+++ Listed records

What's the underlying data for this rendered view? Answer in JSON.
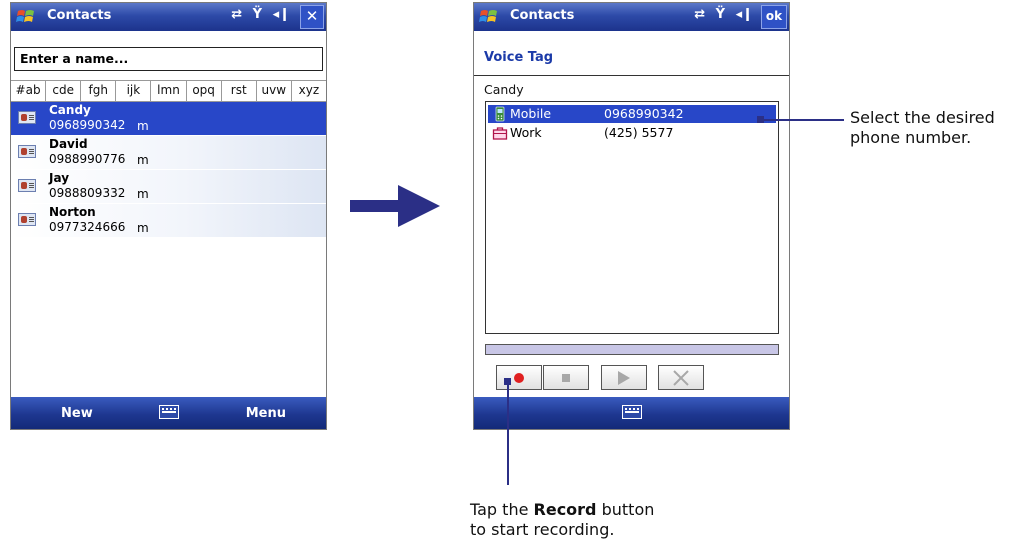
{
  "left_screen": {
    "title": "Contacts",
    "status_icons": "⇄ Ÿ ◂ǀ",
    "close_label": "✕",
    "search_placeholder": "Enter a name...",
    "alpha_tabs": [
      "#ab",
      "cde",
      "fgh",
      "ijk",
      "lmn",
      "opq",
      "rst",
      "uvw",
      "xyz"
    ],
    "contacts": [
      {
        "name": "Candy",
        "phone": "0968990342",
        "type": "m",
        "selected": true
      },
      {
        "name": "David",
        "phone": "0988990776",
        "type": "m",
        "selected": false
      },
      {
        "name": "Jay",
        "phone": "0988809332",
        "type": "m",
        "selected": false
      },
      {
        "name": "Norton",
        "phone": "0977324666",
        "type": "m",
        "selected": false
      }
    ],
    "softkeys": {
      "left": "New",
      "right": "Menu"
    }
  },
  "right_screen": {
    "title": "Contacts",
    "status_icons": "⇄ Ÿ ◂ǀ",
    "ok_label": "ok",
    "section_title": "Voice Tag",
    "person_name": "Candy",
    "numbers": [
      {
        "label": "Mobile",
        "number": "0968990342",
        "icon": "mobile-phone-icon",
        "selected": true
      },
      {
        "label": "Work",
        "number": "(425) 5577",
        "icon": "work-briefcase-icon",
        "selected": false
      }
    ]
  },
  "callouts": {
    "select_phone": [
      "Select the desired",
      "phone number."
    ],
    "record_prefix": "Tap the ",
    "record_bold": "Record",
    "record_suffix": " button",
    "record_line2": "to start recording."
  },
  "colors": {
    "selection": "#2847c8",
    "titlebar": "#2d4aa8",
    "arrow": "#2b2f86",
    "record_dot": "#e02020"
  }
}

++++++

Task details.
Repeat each entry exactly as it appears; skip any picture.

Exercise output.
What's the underlying data for this rendered view? Answer in JSON.
{
  "left_screen": {
    "title": "Contacts",
    "status_icons": "⇄ Ÿ ◂ǀ",
    "close_label": "✕",
    "search_placeholder": "Enter a name...",
    "alpha_tabs": [
      "#ab",
      "cde",
      "fgh",
      "ijk",
      "lmn",
      "opq",
      "rst",
      "uvw",
      "xyz"
    ],
    "contacts": [
      {
        "name": "Candy",
        "phone": "0968990342",
        "type": "m",
        "selected": true
      },
      {
        "name": "David",
        "phone": "0988990776",
        "type": "m",
        "selected": false
      },
      {
        "name": "Jay",
        "phone": "0988809332",
        "type": "m",
        "selected": false
      },
      {
        "name": "Norton",
        "phone": "0977324666",
        "type": "m",
        "selected": false
      }
    ],
    "softkeys": {
      "left": "New",
      "right": "Menu"
    }
  },
  "right_screen": {
    "title": "Contacts",
    "status_icons": "⇄ Ÿ ◂ǀ",
    "ok_label": "ok",
    "section_title": "Voice Tag",
    "person_name": "Candy",
    "numbers": [
      {
        "label": "Mobile",
        "number": "0968990342",
        "icon": "mobile-phone-icon",
        "selected": true
      },
      {
        "label": "Work",
        "number": "(425) 5577",
        "icon": "work-briefcase-icon",
        "selected": false
      }
    ]
  },
  "callouts": {
    "select_phone": [
      "Select the desired",
      "phone number."
    ],
    "record_prefix": "Tap the ",
    "record_bold": "Record",
    "record_suffix": " button",
    "record_line2": "to start recording."
  },
  "colors": {
    "selection": "#2847c8",
    "titlebar": "#2d4aa8",
    "arrow": "#2b2f86",
    "record_dot": "#e02020"
  }
}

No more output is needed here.